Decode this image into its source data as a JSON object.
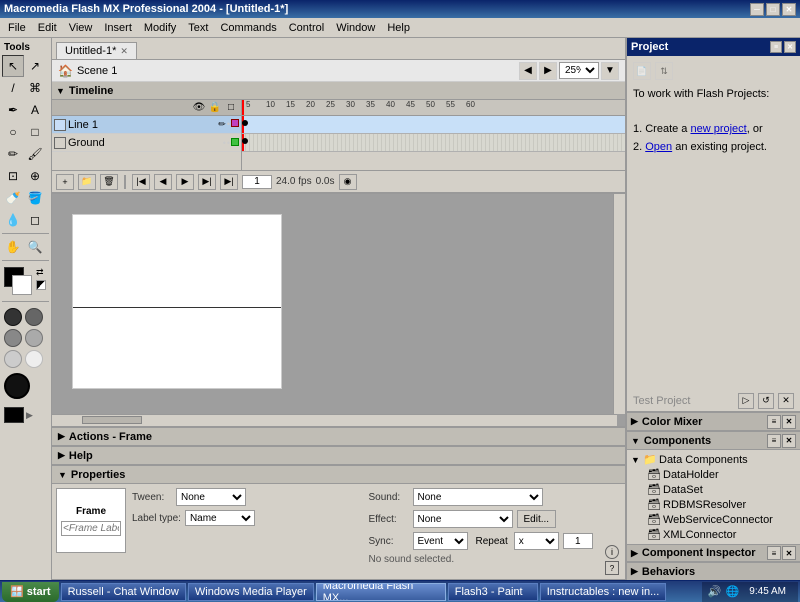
{
  "titleBar": {
    "title": "Macromedia Flash MX Professional 2004 - [Untitled-1*]",
    "minimize": "─",
    "maximize": "□",
    "close": "✕"
  },
  "menuBar": {
    "items": [
      "File",
      "Edit",
      "View",
      "Insert",
      "Modify",
      "Text",
      "Commands",
      "Control",
      "Window",
      "Help"
    ]
  },
  "docTab": {
    "label": "Untitled-1*",
    "close": "✕"
  },
  "scene": {
    "label": "Scene 1",
    "zoom": "25%"
  },
  "timeline": {
    "title": "Timeline",
    "layers": [
      {
        "name": "Line 1",
        "active": true
      },
      {
        "name": "Ground",
        "active": false
      }
    ],
    "frame": "1",
    "fps": "24.0 fps",
    "time": "0.0s"
  },
  "properties": {
    "title": "Properties",
    "frameLabel": "Frame",
    "frameLabelPlaceholder": "<Frame Label>",
    "tween": {
      "label": "Tween:",
      "value": "None"
    },
    "sound": {
      "label": "Sound:",
      "value": "None"
    },
    "effect": {
      "label": "Effect:",
      "value": "None"
    },
    "editBtn": "Edit...",
    "sync": {
      "label": "Sync:",
      "value": "Event"
    },
    "repeat": {
      "label": "Repeat",
      "value": "1"
    },
    "labelType": {
      "label": "Label type:",
      "value": "Name"
    },
    "noSound": "No sound selected."
  },
  "help": {
    "title": "Help"
  },
  "actions": {
    "title": "Actions - Frame"
  },
  "rightPanel": {
    "title": "Project",
    "projectText1": "To work with Flash Projects:",
    "projectText2": "1. Create a ",
    "newProjectLink": "new project",
    "projectText3": ", or",
    "projectText4": "2. ",
    "openLink": "Open",
    "projectText5": " an existing project."
  },
  "colorMixer": {
    "title": "Color Mixer"
  },
  "components": {
    "title": "Components",
    "tree": [
      {
        "label": "Data Components",
        "expanded": true,
        "children": [
          {
            "label": "DataHolder"
          },
          {
            "label": "DataSet"
          },
          {
            "label": "RDBMSResolver"
          },
          {
            "label": "WebServiceConnector"
          },
          {
            "label": "XMLConnector"
          }
        ]
      }
    ]
  },
  "componentInspector": {
    "title": "Component Inspector"
  },
  "behaviors": {
    "title": "Behaviors"
  },
  "taskbar": {
    "items": [
      {
        "label": "Russell - Chat Window",
        "active": false
      },
      {
        "label": "Windows Media Player",
        "active": false
      },
      {
        "label": "Macromedia Flash MX...",
        "active": true
      },
      {
        "label": "Flash3 - Paint",
        "active": false
      },
      {
        "label": "Instructables : new in...",
        "active": false
      }
    ],
    "time": "9:45 AM"
  },
  "frameMarkers": [
    "5",
    "10",
    "15",
    "20",
    "25",
    "30",
    "35",
    "40",
    "45",
    "50",
    "55",
    "60"
  ]
}
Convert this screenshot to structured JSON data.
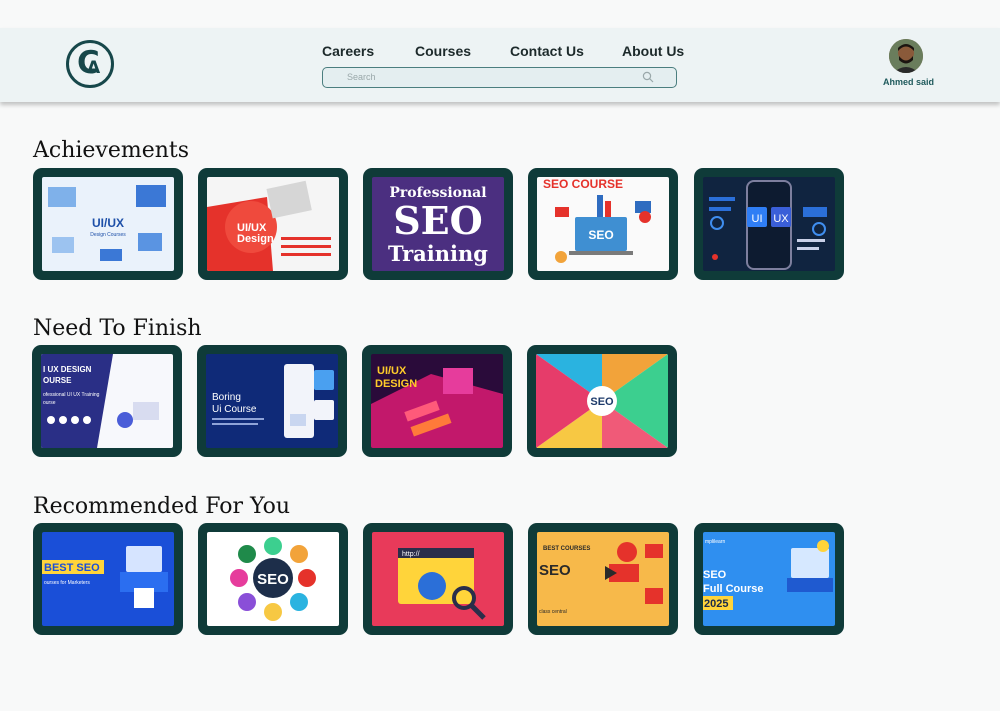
{
  "nav": [
    "Careers",
    "Courses",
    "Contact Us",
    "About Us"
  ],
  "search": {
    "placeholder": "Search"
  },
  "user": {
    "name": "Ahmed said"
  },
  "sections": {
    "achievements": {
      "title": "Achievements",
      "cards": [
        {
          "name": "ui-ux-design-courses",
          "lines": [
            "UI/UX",
            "Design Courses"
          ]
        },
        {
          "name": "ui-ux-design-journey",
          "lines": [
            "UI/UX",
            "Design"
          ]
        },
        {
          "name": "professional-seo-training",
          "lines": [
            "Professional",
            "SEO",
            "Training"
          ]
        },
        {
          "name": "seo-course",
          "lines": [
            "SEO COURSE",
            "SEO"
          ]
        },
        {
          "name": "ui-ux-phone",
          "lines": [
            "UI",
            "UX"
          ]
        }
      ]
    },
    "need_to_finish": {
      "title": "Need To Finish",
      "cards": [
        {
          "name": "ui-ux-design-course",
          "lines": [
            "I UX DESIGN",
            "OURSE",
            "ofessional UI UX Training",
            "ourse"
          ]
        },
        {
          "name": "boring-ui-course",
          "lines": [
            "Boring",
            "Ui Course"
          ]
        },
        {
          "name": "ui-ux-design-3d",
          "lines": [
            "UI/UX",
            "DESIGN"
          ]
        },
        {
          "name": "seo-infographic",
          "lines": [
            "SEO"
          ]
        }
      ]
    },
    "recommended": {
      "title": "Recommended For You",
      "cards": [
        {
          "name": "best-seo-courses",
          "lines": [
            "BEST SEO",
            "ourses for Marketers"
          ]
        },
        {
          "name": "seo-circle",
          "lines": [
            "SEO"
          ]
        },
        {
          "name": "seo-browser",
          "lines": [
            "http://"
          ]
        },
        {
          "name": "best-courses-seo",
          "lines": [
            "BEST COURSES",
            "SEO",
            "class central"
          ]
        },
        {
          "name": "seo-full-course-2025",
          "lines": [
            "mplilearn",
            "SEO",
            "Full Course",
            "2025"
          ]
        }
      ]
    }
  },
  "colors": {
    "card_frame": "#0f3b39",
    "brand": "#17474a",
    "header_bg": "#edf3f4"
  }
}
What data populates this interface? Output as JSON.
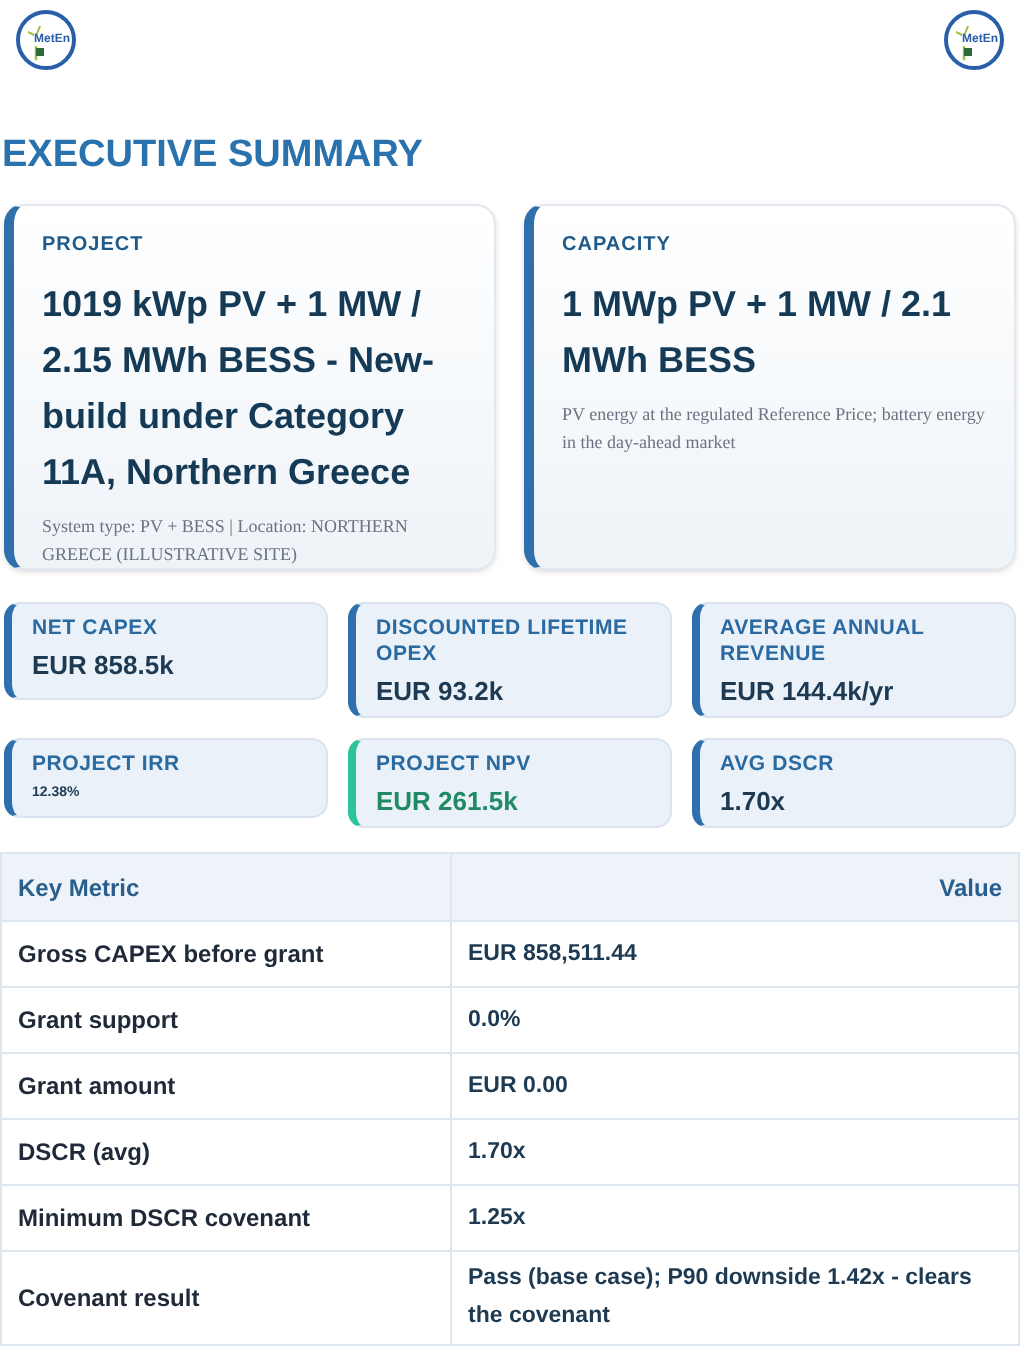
{
  "header": {
    "logos": [
      {
        "text": "MetEn"
      },
      {
        "text": "MetEn"
      }
    ]
  },
  "title": "EXECUTIVE SUMMARY",
  "hero_cards": [
    {
      "label": "PROJECT",
      "value": "1019 kWp PV + 1 MW / 2.15 MWh BESS - New-build under Category 11A, Northern Greece",
      "note": "System type: PV + BESS | Location: NORTHERN GREECE (ILLUSTRATIVE SITE)"
    },
    {
      "label": "CAPACITY",
      "value": "1 MWp PV + 1 MW / 2.1 MWh BESS",
      "note": "PV energy at the regulated Reference Price; battery energy in the day-ahead market"
    }
  ],
  "kpis": [
    {
      "label": "NET CAPEX",
      "value": "EUR 858.5k",
      "kind": "standard",
      "color": "#2f6fab",
      "compact": false
    },
    {
      "label": "DISCOUNTED LIFETIME OPEX",
      "value": "EUR 93.2k",
      "kind": "standard",
      "color": "#2f6fab",
      "compact": false
    },
    {
      "label": "AVERAGE ANNUAL REVENUE",
      "value": "EUR 144.4k/yr",
      "kind": "standard",
      "color": "#2f6fab",
      "compact": false
    },
    {
      "label": "PROJECT IRR",
      "value": "12.38%",
      "kind": "standard",
      "color": "#2f6fab",
      "compact": true
    },
    {
      "label": "PROJECT NPV",
      "value": "EUR 261.5k",
      "kind": "highlight",
      "color": "#2bc49a",
      "compact": false
    },
    {
      "label": "AVG DSCR",
      "value": "1.70x",
      "kind": "standard",
      "color": "#2f6fab",
      "compact": false
    }
  ],
  "table": {
    "columns": [
      "Key Metric",
      "Value"
    ],
    "rows": [
      [
        "Gross CAPEX before grant",
        "EUR 858,511.44"
      ],
      [
        "Grant support",
        "0.0%"
      ],
      [
        "Grant amount",
        "EUR 0.00"
      ],
      [
        "DSCR (avg)",
        "1.70x"
      ],
      [
        "Minimum DSCR covenant",
        "1.25x"
      ],
      [
        "Covenant result",
        "Pass (base case); P90 downside 1.42x - clears the covenant"
      ]
    ]
  }
}
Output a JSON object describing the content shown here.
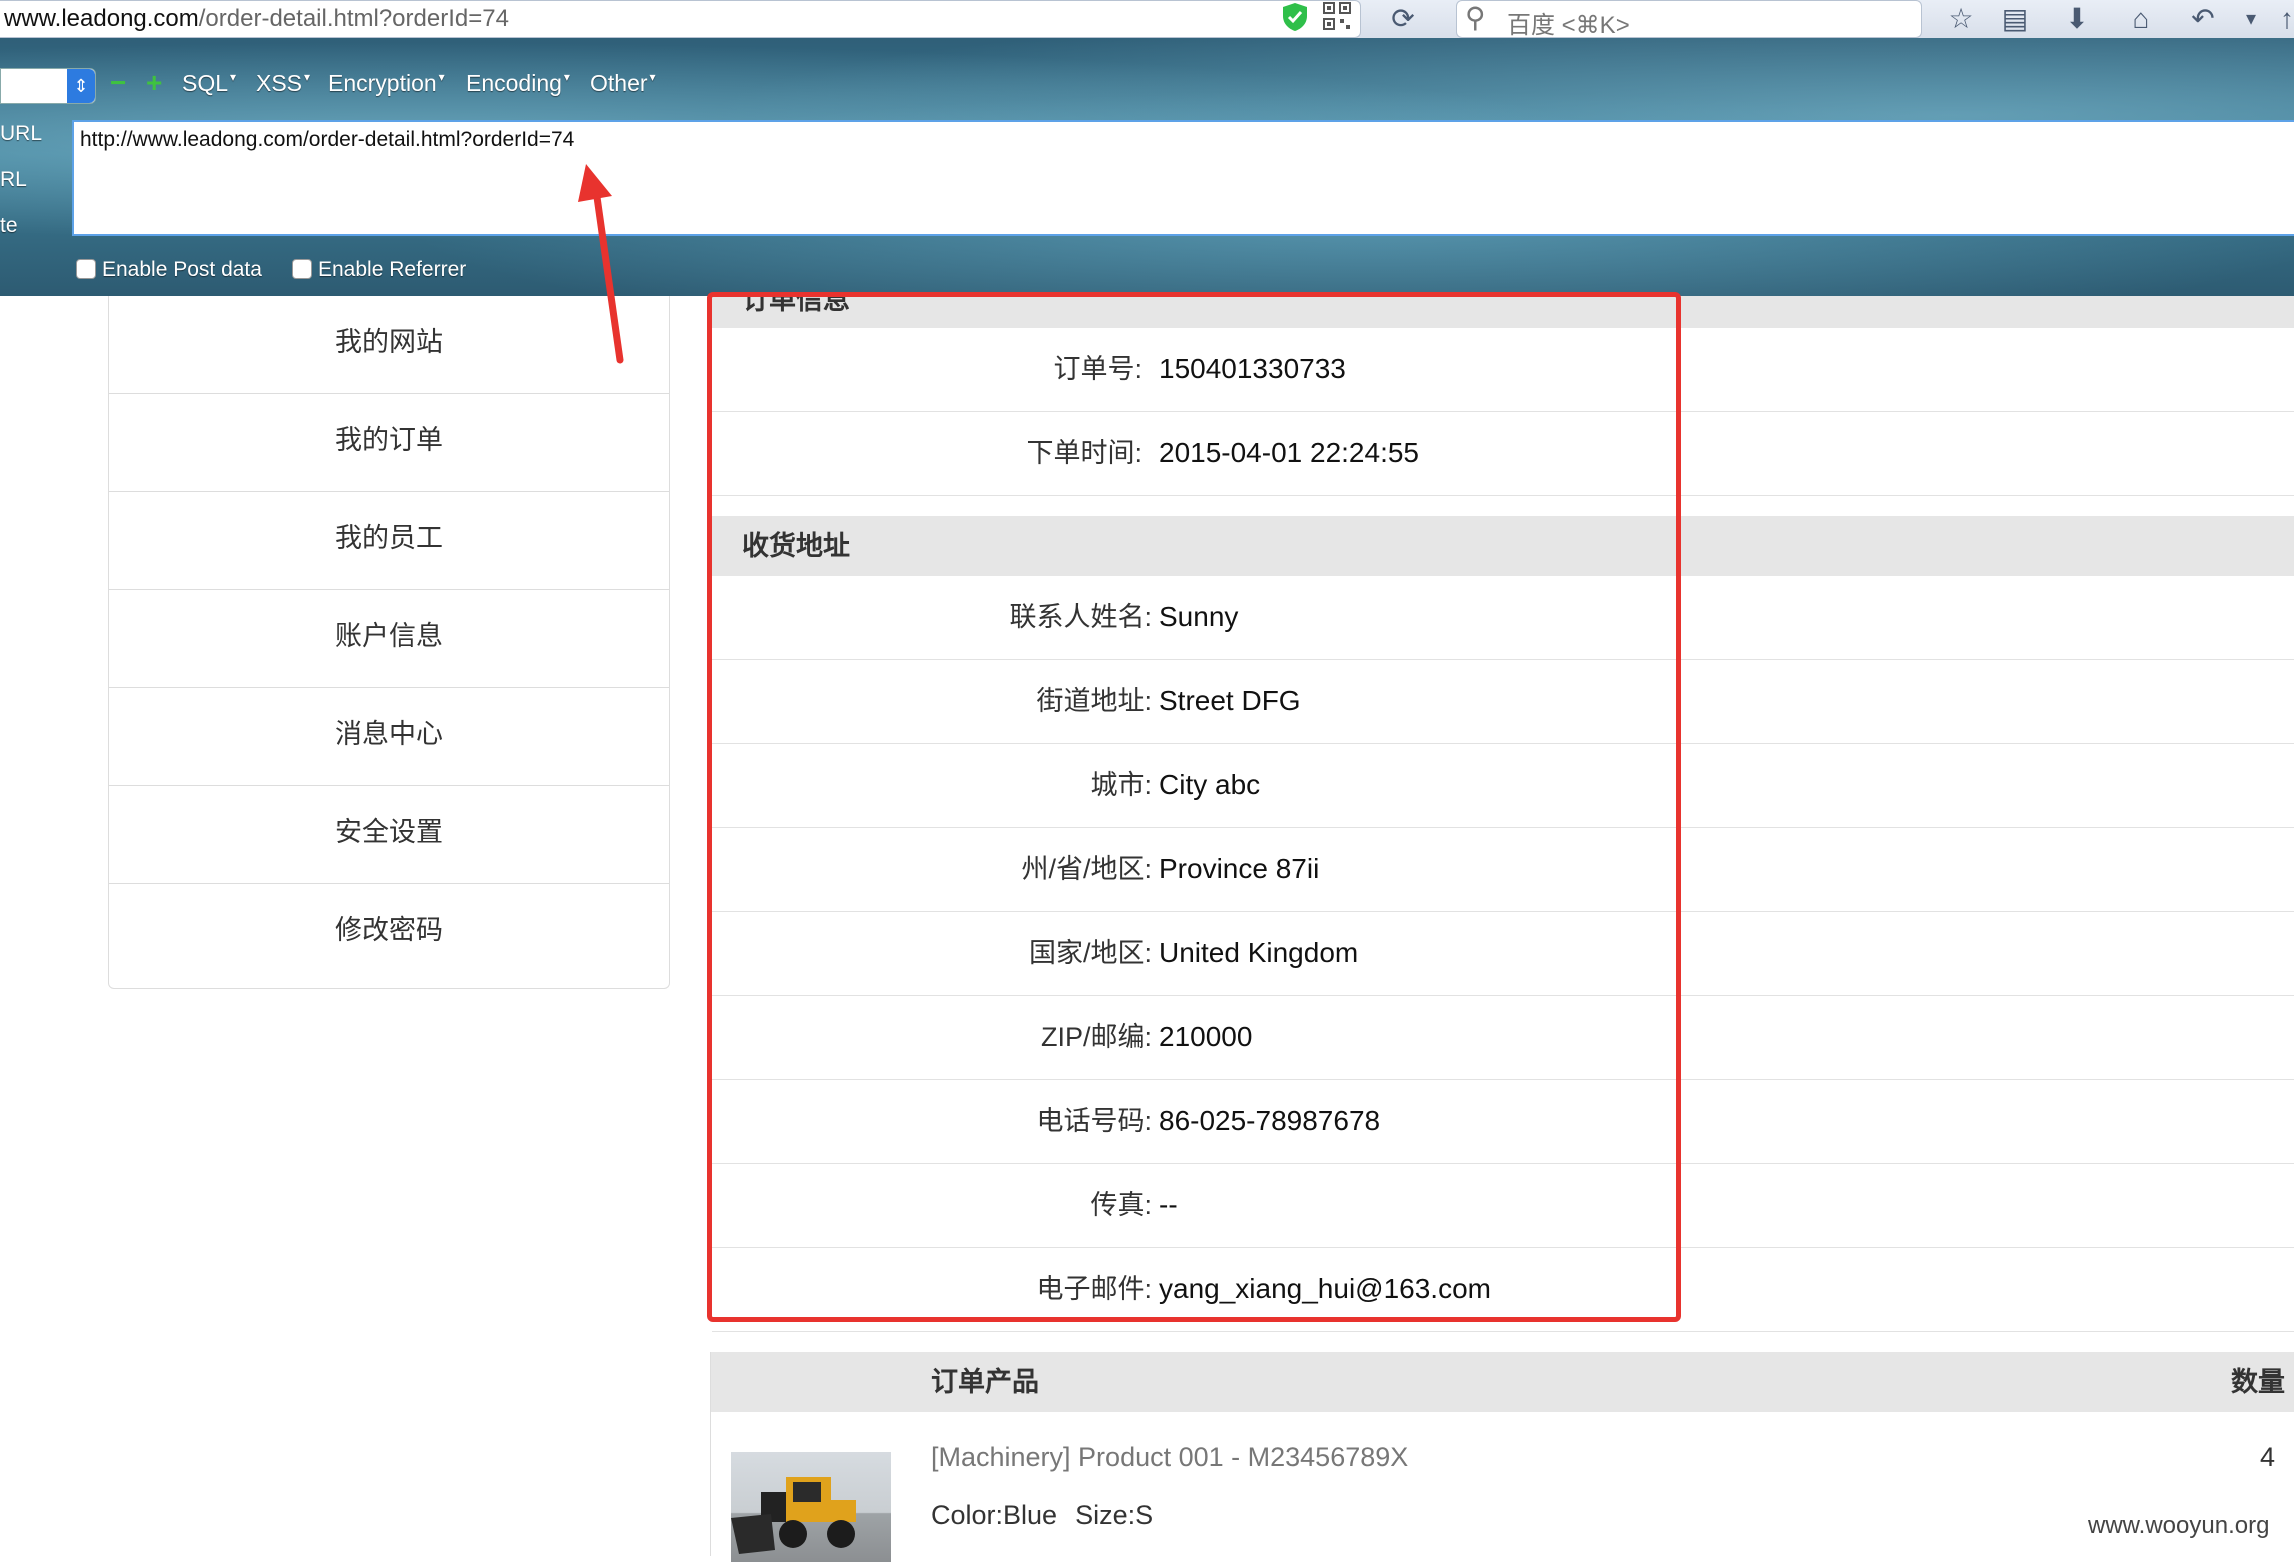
{
  "browser": {
    "url_host": "www.leadong.com",
    "url_path": "/order-detail.html?orderId=74",
    "search_placeholder": "百度 <⌘K>"
  },
  "hackbar": {
    "menus": [
      "SQL",
      "XSS",
      "Encryption",
      "Encoding",
      "Other"
    ],
    "side_labels": [
      "URL",
      "RL",
      "te"
    ],
    "url_value": "http://www.leadong.com/order-detail.html?orderId=74",
    "enable_post_label": "Enable Post data",
    "enable_referrer_label": "Enable Referrer"
  },
  "sidebar": {
    "items": [
      "我的网站",
      "我的订单",
      "我的员工",
      "账户信息",
      "消息中心",
      "安全设置",
      "修改密码"
    ]
  },
  "order_info": {
    "section_title": "订单信息",
    "rows": [
      {
        "label": "订单号:",
        "value": "150401330733"
      },
      {
        "label": "下单时间:",
        "value": "2015-04-01 22:24:55"
      }
    ]
  },
  "shipping": {
    "section_title": "收货地址",
    "rows": [
      {
        "label": "联系人姓名:",
        "value": "Sunny"
      },
      {
        "label": "街道地址:",
        "value": "Street DFG"
      },
      {
        "label": "城市:",
        "value": "City abc"
      },
      {
        "label": "州/省/地区:",
        "value": "Province 87ii"
      },
      {
        "label": "国家/地区:",
        "value": "United Kingdom"
      },
      {
        "label": "ZIP/邮编:",
        "value": "210000"
      },
      {
        "label": "电话号码:",
        "value": "86-025-78987678"
      },
      {
        "label": "传真:",
        "value": "--"
      },
      {
        "label": "电子邮件:",
        "value": "yang_xiang_hui@163.com"
      }
    ]
  },
  "products": {
    "header_title": "订单产品",
    "header_qty": "数量",
    "items": [
      {
        "name": "[Machinery] Product 001 - M23456789X",
        "color": "Color:Blue",
        "size": "Size:S",
        "qty": "4"
      }
    ]
  },
  "watermark": "www.wooyun.org",
  "colors": {
    "highlight": "#e8332e",
    "hackbar_accent": "#5da2e8"
  }
}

* [What you have to do]
Copy each line above where the string "html" occurs.

* [Answer to the exercise]
    "url_path": "/order-detail.html?orderId=74",
    "url_value": "http://www.leadong.com/order-detail.html?orderId=74",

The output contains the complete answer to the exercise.